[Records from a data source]
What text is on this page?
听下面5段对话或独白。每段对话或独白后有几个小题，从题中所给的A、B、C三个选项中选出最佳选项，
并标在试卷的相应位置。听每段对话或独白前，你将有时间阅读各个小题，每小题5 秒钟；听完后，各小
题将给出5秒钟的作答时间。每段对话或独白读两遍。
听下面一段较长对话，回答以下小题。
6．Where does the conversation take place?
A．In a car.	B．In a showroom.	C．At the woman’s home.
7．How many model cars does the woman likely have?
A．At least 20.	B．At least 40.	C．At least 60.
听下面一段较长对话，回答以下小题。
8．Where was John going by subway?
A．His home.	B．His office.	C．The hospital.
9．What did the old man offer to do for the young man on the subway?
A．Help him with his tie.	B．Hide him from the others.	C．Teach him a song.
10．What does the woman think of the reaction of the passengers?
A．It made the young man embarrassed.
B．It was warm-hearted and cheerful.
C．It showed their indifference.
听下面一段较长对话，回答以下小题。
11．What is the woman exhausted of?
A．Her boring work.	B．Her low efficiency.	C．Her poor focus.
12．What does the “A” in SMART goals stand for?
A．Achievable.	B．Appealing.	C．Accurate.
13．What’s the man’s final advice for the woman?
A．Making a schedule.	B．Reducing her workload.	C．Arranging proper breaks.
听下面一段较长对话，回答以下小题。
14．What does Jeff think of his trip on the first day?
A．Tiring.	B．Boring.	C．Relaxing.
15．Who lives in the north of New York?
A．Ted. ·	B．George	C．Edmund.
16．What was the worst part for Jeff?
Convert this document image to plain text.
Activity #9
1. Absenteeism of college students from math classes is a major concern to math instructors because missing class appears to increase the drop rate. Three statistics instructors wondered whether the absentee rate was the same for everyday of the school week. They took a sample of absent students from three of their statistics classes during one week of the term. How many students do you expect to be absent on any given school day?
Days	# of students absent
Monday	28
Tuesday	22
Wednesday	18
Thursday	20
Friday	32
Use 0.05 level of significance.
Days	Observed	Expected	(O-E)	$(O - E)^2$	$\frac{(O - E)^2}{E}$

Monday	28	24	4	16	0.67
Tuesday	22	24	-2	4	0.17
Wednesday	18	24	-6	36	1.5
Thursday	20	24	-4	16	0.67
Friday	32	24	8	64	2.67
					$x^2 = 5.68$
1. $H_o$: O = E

# [REQUIREMENT]
Retype, exactly and only, the lines running from the one with "Convert this document image to plain text." through the final line of the listing above.

# [REPLY]
Convert this document image to plain text.
Activity #9
1. Absenteeism of college students from math classes is a major concern to math instructors because missing class appears to increase the drop rate. Three statistics instructors wondered whether the absentee rate was the same for everyday of the school week. They took a sample of absent students from three of their statistics classes during one week of the term. How many students do you expect to be absent on any given school day?
Days	# of students absent
Monday	28
Tuesday	22
Wednesday	18
Thursday	20
Friday	32
Use 0.05 level of significance.
Days	Observed	Expected	(O-E)	$(O - E)^2$	$\frac{(O - E)^2}{E}$

Monday	28	24	4	16	0.67
Tuesday	22	24	-2	4	0.17
Wednesday	18	24	-6	36	1.5
Thursday	20	24	-4	16	0.67
Friday	32	24	8	64	2.67
					$x^2 = 5.68$
1. $H_o$: O = E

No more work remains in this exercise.